→ What is expected
For this task, extract exactly the lines of the data below, from the line containing "Extract all readable text from this page." through the last one, with pictures left out.

→ Record list
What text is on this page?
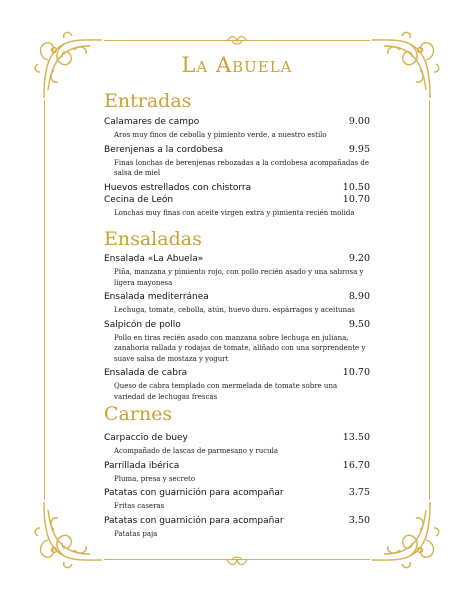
La Abuela
Entradas
Calamares de campo	9.00
Aros muy finos de cebolla y pimiento verde, a nuestro estilo
Berenjenas a la cordobesa	9.95
Finas lonchas de berenjenas rebozadas a la cordobesa acompañadas de salsa de miel
Huevos estrellados con chistorra	10.50
Cecina de León	10.70
Lonchas muy finas con aceite virgen extra y pimienta recién molida
Ensaladas
Ensalada «La Abuela»	9.20
Piña, manzana y pimiento rojo, con pollo recién asado y una sabrosa y ligera mayonesa
Ensalada mediterránea	8.90
Lechuga, tomate, cebolla, atún, huevo duro. espárragos y aceitunas
Salpicón de pollo	9.50
Pollo en tiras recién asado con manzana sobre lechuga en juliana, zanahoria rallada y rodajas de tomate, aliñado con una sorprendente y suave salsa de mostaza y yogurt
Ensalada de cabra	10.70
Queso de cabra templado con mermelada de tomate sobre una variedad de lechugas frescas
Carnes
Carpaccio de buey	13.50
Acompañado de lascas de parmesano y rucula
Parrillada ibérica	16.70
Pluma, presa y secreto
Patatas con guarnición para acompañar	3.75
Fritas caseras
Patatas con guarnición para acompañar	3.50
Patatas paja
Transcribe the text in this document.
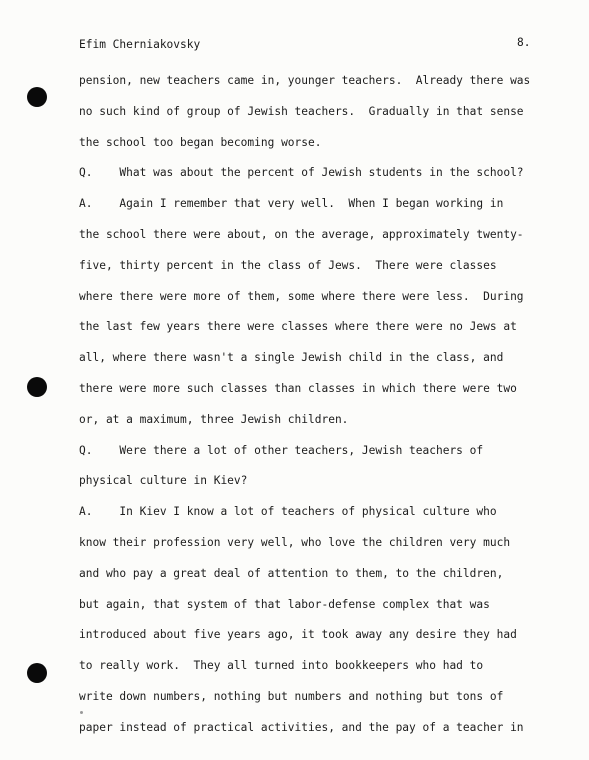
Efim Cherniakovsky	8.
pension, new teachers came in, younger teachers.  Already there was
no such kind of group of Jewish teachers.  Gradually in that sense
the school too began becoming worse.
Q.    What was about the percent of Jewish students in the school?
A.    Again I remember that very well.  When I began working in
the school there were about, on the average, approximately twenty-
five, thirty percent in the class of Jews.  There were classes
where there were more of them, some where there were less.  During
the last few years there were classes where there were no Jews at
all, where there wasn't a single Jewish child in the class, and
there were more such classes than classes in which there were two
or, at a maximum, three Jewish children.
Q.    Were there a lot of other teachers, Jewish teachers of
physical culture in Kiev?
A.    In Kiev I know a lot of teachers of physical culture who
know their profession very well, who love the children very much
and who pay a great deal of attention to them, to the children,
but again, that system of that labor-defense complex that was
introduced about five years ago, it took away any desire they had
to really work.  They all turned into bookkeepers who had to
write down numbers, nothing but numbers and nothing but tons of
paper instead of practical activities, and the pay of a teacher in
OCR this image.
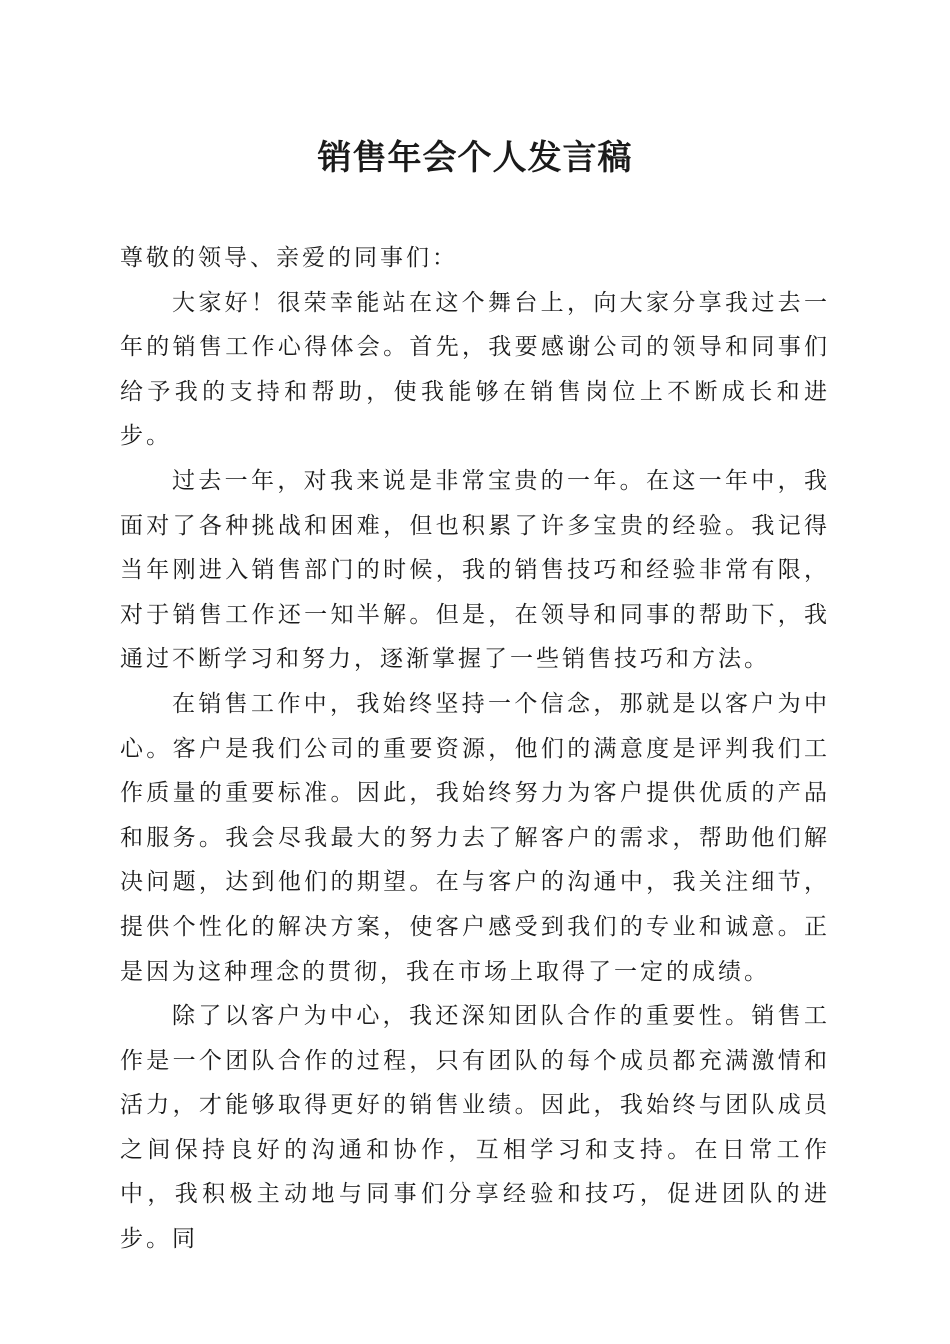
销售年会个人发言稿

尊敬的领导、亲爱的同事们：

大家好！很荣幸能站在这个舞台上，向大家分享我过去一年的销售工作心得体会。首先，我要感谢公司的领导和同事们给予我的支持和帮助，使我能够在销售岗位上不断成长和进步。

过去一年，对我来说是非常宝贵的一年。在这一年中，我面对了各种挑战和困难，但也积累了许多宝贵的经验。我记得当年刚进入销售部门的时候，我的销售技巧和经验非常有限，对于销售工作还一知半解。但是，在领导和同事的帮助下，我通过不断学习和努力，逐渐掌握了一些销售技巧和方法。

在销售工作中，我始终坚持一个信念，那就是以客户为中心。客户是我们公司的重要资源，他们的满意度是评判我们工作质量的重要标准。因此，我始终努力为客户提供优质的产品和服务。我会尽我最大的努力去了解客户的需求，帮助他们解决问题，达到他们的期望。在与客户的沟通中，我关注细节，提供个性化的解决方案，使客户感受到我们的专业和诚意。正是因为这种理念的贯彻，我在市场上取得了一定的成绩。

除了以客户为中心，我还深知团队合作的重要性。销售工作是一个团队合作的过程，只有团队的每个成员都充满激情和活力，才能够取得更好的销售业绩。因此，我始终与团队成员之间保持良好的沟通和协作，互相学习和支持。在日常工作中，我积极主动地与同事们分享经验和技巧，促进团队的进步。同
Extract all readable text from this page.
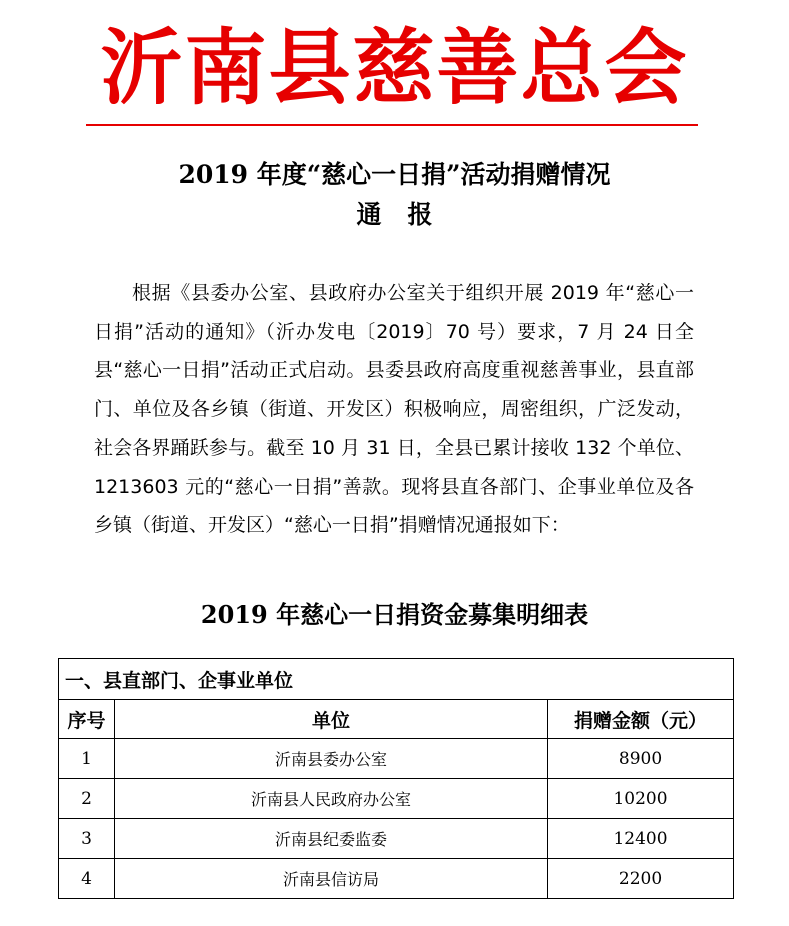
沂南县慈善总会
2019 年度“慈心一日捐”活动捐赠情况
通报

根据《县委办公室、县政府办公室关于组织开展 2019 年“慈心一日捐”活动的通知》（沂办发电〔2019〕70 号）要求，7 月 24 日全县“慈心一日捐”活动正式启动。县委县政府高度重视慈善事业，县直部门、单位及各乡镇（街道、开发区）积极响应，周密组织，广泛发动，社会各界踊跃参与。截至 10 月 31 日，全县已累计接收 132 个单位、1213603 元的“慈心一日捐”善款。现将县直各部门、企事业单位及各乡镇（街道、开发区）“慈心一日捐”捐赠情况通报如下：

2019 年慈心一日捐资金募集明细表
一、县直部门、企事业单位		
序号	单位	捐赠金额（元）
1	沂南县委办公室	8900
2	沂南县人民政府办公室	10200
3	沂南县纪委监委	12400
4	沂南县信访局	2200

→ Final result
Extract all readable text from this page.
沂南县慈善总会
2019 年度“慈心一日捐”活动捐赠情况
通报

根据《县委办公室、县政府办公室关于组织开展 2019 年“慈心一日捐”活动的通知》（沂办发电〔2019〕70 号）要求，7 月 24 日全县“慈心一日捐”活动正式启动。县委县政府高度重视慈善事业，县直部门、单位及各乡镇（街道、开发区）积极响应，周密组织，广泛发动，社会各界踊跃参与。截至 10 月 31 日，全县已累计接收 132 个单位、1213603 元的“慈心一日捐”善款。现将县直各部门、企事业单位及各乡镇（街道、开发区）“慈心一日捐”捐赠情况通报如下：

2019 年慈心一日捐资金募集明细表
一、县直部门、企事业单位		
序号	单位	捐赠金额（元）
1	沂南县委办公室	8900
2	沂南县人民政府办公室	10200
3	沂南县纪委监委	12400
4	沂南县信访局	2200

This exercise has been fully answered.